EXERCISE OBJECTIVE. Repeat every line of the data exactly, but not the pictures.

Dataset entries
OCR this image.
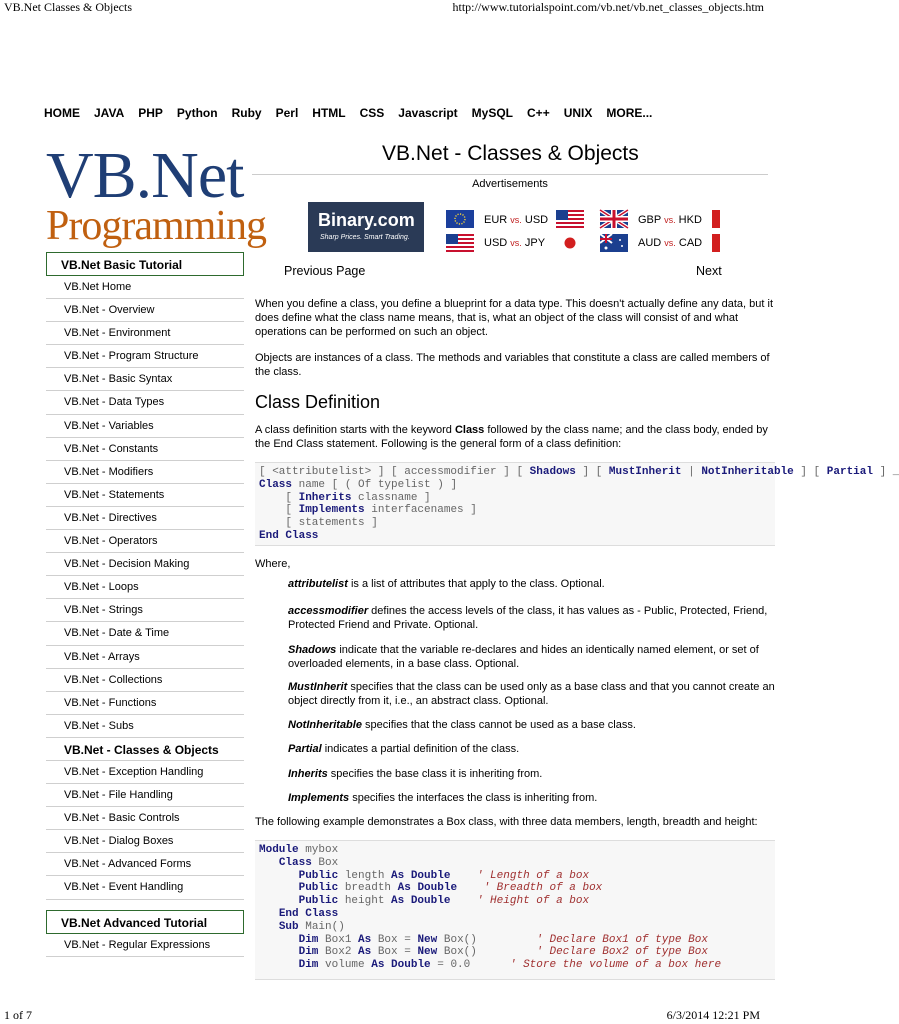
VB.Net Classes & Objects	http://www.tutorialspoint.com/vb.net/vb.net_classes_objects.htm
HOME JAVA PHP Python Ruby Perl HTML CSS Javascript MySQL C++ UNIX MORE...
VB.Net
Programming
VB.Net Basic Tutorial
VB.Net Home
VB.Net - Overview
VB.Net - Environment
VB.Net - Program Structure
VB.Net - Basic Syntax
VB.Net - Data Types
VB.Net - Variables
VB.Net - Constants
VB.Net - Modifiers
VB.Net - Statements
VB.Net - Directives
VB.Net - Operators
VB.Net - Decision Making
VB.Net - Loops
VB.Net - Strings
VB.Net - Date & Time
VB.Net - Arrays
VB.Net - Collections
VB.Net - Functions
VB.Net - Subs
VB.Net - Classes & Objects
VB.Net - Exception Handling
VB.Net - File Handling
VB.Net - Basic Controls
VB.Net - Dialog Boxes
VB.Net - Advanced Forms
VB.Net - Event Handling
VB.Net Advanced Tutorial
VB.Net - Regular Expressions
VB.Net - Classes & Objects
Advertisements
Binary.com
Sharp Prices. Smart Trading.
EUR vs. USD
USD vs. JPY
GBP vs. HKD
AUD vs. CAD
Previous Page	Next
When you define a class, you define a blueprint for a data type. This doesn't actually define any data, but it does define what the class name means, that is, what an object of the class will consist of and what operations can be performed on such an object.
Objects are instances of a class. The methods and variables that constitute a class are called members of the class.
Class Definition
A class definition starts with the keyword Class followed by the class name; and the class body, ended by the End Class statement. Following is the general form of a class definition:
[ <attributelist> ] [ accessmodifier ] [ Shadows ] [ MustInherit | NotInheritable ] [ Partial ] _
Class name [ ( Of typelist ) ]
[ Inherits classname ]
[ Implements interfacenames ]
[ statements ]
End Class
Where,
attributelist is a list of attributes that apply to the class. Optional.
accessmodifier defines the access levels of the class, it has values as - Public, Protected, Friend, Protected Friend and Private. Optional.
Shadows indicate that the variable re-declares and hides an identically named element, or set of overloaded elements, in a base class. Optional.
MustInherit specifies that the class can be used only as a base class and that you cannot create an object directly from it, i.e., an abstract class. Optional.
NotInheritable specifies that the class cannot be used as a base class.
Partial indicates a partial definition of the class.
Inherits specifies the base class it is inheriting from.
Implements specifies the interfaces the class is inheriting from.
The following example demonstrates a Box class, with three data members, length, breadth and height:
Module mybox
Class Box
Public length As Double ' Length of a box
Public breadth As Double ' Breadth of a box
Public height As Double ' Height of a box
End Class
Sub Main()
Dim Box1 As Box = New Box()         ' Declare Box1 of type Box
Dim Box2 As Box = New Box()         ' Declare Box2 of type Box
Dim volume As Double = 0.0      ' Store the volume of a box here
1 of 7	6/3/2014 12:21 PM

OUTPUT OF THE TASK.
OCR this image.
VB.Net Classes & Objects	http://www.tutorialspoint.com/vb.net/vb.net_classes_objects.htm
HOME JAVA PHP Python Ruby Perl HTML CSS Javascript MySQL C++ UNIX MORE...
VB.Net
Programming
VB.Net Basic Tutorial
VB.Net Home
VB.Net - Overview
VB.Net - Environment
VB.Net - Program Structure
VB.Net - Basic Syntax
VB.Net - Data Types
VB.Net - Variables
VB.Net - Constants
VB.Net - Modifiers
VB.Net - Statements
VB.Net - Directives
VB.Net - Operators
VB.Net - Decision Making
VB.Net - Loops
VB.Net - Strings
VB.Net - Date & Time
VB.Net - Arrays
VB.Net - Collections
VB.Net - Functions
VB.Net - Subs
VB.Net - Classes & Objects
VB.Net - Exception Handling
VB.Net - File Handling
VB.Net - Basic Controls
VB.Net - Dialog Boxes
VB.Net - Advanced Forms
VB.Net - Event Handling
VB.Net Advanced Tutorial
VB.Net - Regular Expressions
VB.Net - Classes & Objects
Advertisements
Binary.com
Sharp Prices. Smart Trading.
EUR vs. USD
USD vs. JPY
GBP vs. HKD
AUD vs. CAD
Previous Page	Next
When you define a class, you define a blueprint for a data type. This doesn't actually define any data, but it does define what the class name means, that is, what an object of the class will consist of and what operations can be performed on such an object.
Objects are instances of a class. The methods and variables that constitute a class are called members of the class.
Class Definition
A class definition starts with the keyword Class followed by the class name; and the class body, ended by the End Class statement. Following is the general form of a class definition:
[ <attributelist> ] [ accessmodifier ] [ Shadows ] [ MustInherit | NotInheritable ] [ Partial ] _
Class name [ ( Of typelist ) ]
[ Inherits classname ]
[ Implements interfacenames ]
[ statements ]
End Class
Where,
attributelist is a list of attributes that apply to the class. Optional.
accessmodifier defines the access levels of the class, it has values as - Public, Protected, Friend, Protected Friend and Private. Optional.
Shadows indicate that the variable re-declares and hides an identically named element, or set of overloaded elements, in a base class. Optional.
MustInherit specifies that the class can be used only as a base class and that you cannot create an object directly from it, i.e., an abstract class. Optional.
NotInheritable specifies that the class cannot be used as a base class.
Partial indicates a partial definition of the class.
Inherits specifies the base class it is inheriting from.
Implements specifies the interfaces the class is inheriting from.
The following example demonstrates a Box class, with three data members, length, breadth and height:
Module mybox
Class Box
Public length As Double ' Length of a box
Public breadth As Double ' Breadth of a box
Public height As Double ' Height of a box
End Class
Sub Main()
Dim Box1 As Box = New Box()         ' Declare Box1 of type Box
Dim Box2 As Box = New Box()         ' Declare Box2 of type Box
Dim volume As Double = 0.0      ' Store the volume of a box here
1 of 7	6/3/2014 12:21 PM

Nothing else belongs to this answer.